[Records contained in a dataset]
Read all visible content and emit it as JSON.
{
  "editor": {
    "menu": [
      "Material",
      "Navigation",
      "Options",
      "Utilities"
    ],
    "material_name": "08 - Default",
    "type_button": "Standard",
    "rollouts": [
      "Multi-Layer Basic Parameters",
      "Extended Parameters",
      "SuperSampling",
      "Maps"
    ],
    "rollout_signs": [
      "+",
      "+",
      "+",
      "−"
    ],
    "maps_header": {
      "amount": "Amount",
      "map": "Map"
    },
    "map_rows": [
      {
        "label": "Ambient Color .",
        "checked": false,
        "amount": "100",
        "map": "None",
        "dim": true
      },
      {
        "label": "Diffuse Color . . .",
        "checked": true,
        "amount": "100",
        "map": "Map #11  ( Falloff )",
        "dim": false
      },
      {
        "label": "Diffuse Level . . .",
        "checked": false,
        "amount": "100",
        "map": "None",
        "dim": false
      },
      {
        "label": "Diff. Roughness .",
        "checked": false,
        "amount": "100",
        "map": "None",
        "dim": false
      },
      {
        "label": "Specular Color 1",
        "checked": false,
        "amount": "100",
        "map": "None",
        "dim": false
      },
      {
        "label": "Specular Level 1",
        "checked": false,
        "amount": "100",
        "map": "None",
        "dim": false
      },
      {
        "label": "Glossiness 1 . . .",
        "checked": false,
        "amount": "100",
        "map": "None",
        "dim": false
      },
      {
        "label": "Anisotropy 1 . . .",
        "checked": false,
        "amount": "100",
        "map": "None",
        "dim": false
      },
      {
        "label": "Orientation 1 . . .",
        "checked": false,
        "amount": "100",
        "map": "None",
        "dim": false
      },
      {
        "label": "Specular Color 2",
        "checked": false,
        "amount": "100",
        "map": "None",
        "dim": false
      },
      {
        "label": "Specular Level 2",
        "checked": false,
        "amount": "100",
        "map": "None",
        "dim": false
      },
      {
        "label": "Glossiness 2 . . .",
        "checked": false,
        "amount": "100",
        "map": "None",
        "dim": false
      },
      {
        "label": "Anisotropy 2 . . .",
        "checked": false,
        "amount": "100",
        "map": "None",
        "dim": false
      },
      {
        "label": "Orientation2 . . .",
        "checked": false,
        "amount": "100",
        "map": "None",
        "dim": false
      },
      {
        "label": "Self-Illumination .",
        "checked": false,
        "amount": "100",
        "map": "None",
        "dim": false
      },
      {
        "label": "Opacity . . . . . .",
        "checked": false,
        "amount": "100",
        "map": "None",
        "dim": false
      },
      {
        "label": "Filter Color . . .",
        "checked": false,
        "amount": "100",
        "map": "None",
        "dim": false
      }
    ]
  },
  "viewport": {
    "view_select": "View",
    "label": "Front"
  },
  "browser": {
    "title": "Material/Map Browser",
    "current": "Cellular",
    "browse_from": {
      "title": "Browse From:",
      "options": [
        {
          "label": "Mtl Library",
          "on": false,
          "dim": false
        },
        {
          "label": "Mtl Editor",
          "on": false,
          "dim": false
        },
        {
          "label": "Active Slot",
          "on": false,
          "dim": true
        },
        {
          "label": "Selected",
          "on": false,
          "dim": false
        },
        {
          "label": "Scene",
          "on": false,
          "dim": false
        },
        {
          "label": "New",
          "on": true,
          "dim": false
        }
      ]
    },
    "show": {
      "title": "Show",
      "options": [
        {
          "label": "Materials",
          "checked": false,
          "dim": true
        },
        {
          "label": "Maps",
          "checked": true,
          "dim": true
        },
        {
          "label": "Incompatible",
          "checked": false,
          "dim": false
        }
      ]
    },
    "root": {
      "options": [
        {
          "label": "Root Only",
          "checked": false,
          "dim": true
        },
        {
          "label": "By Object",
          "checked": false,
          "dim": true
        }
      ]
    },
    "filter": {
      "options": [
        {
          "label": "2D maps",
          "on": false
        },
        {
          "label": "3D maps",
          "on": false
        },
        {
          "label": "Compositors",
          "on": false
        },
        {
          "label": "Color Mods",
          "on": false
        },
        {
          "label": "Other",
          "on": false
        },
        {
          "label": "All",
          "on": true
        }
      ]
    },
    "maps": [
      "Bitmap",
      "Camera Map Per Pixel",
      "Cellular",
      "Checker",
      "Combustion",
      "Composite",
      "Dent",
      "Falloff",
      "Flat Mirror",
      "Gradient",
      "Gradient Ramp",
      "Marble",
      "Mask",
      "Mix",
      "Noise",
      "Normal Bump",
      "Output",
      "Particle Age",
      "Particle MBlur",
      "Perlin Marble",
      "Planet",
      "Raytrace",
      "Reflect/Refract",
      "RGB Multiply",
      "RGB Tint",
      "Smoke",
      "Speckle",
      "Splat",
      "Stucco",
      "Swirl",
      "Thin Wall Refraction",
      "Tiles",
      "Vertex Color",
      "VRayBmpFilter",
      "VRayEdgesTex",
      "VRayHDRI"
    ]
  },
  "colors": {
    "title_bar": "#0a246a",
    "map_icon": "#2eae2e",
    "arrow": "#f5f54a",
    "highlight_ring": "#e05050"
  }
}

◆ TO BE DONE
Identify the lines that contain the string "Diffuse", and copy every one of them.

◆ EXERCISE SOLUTION
        "label": "Diffuse Color . . .",
        "label": "Diffuse Level . . .",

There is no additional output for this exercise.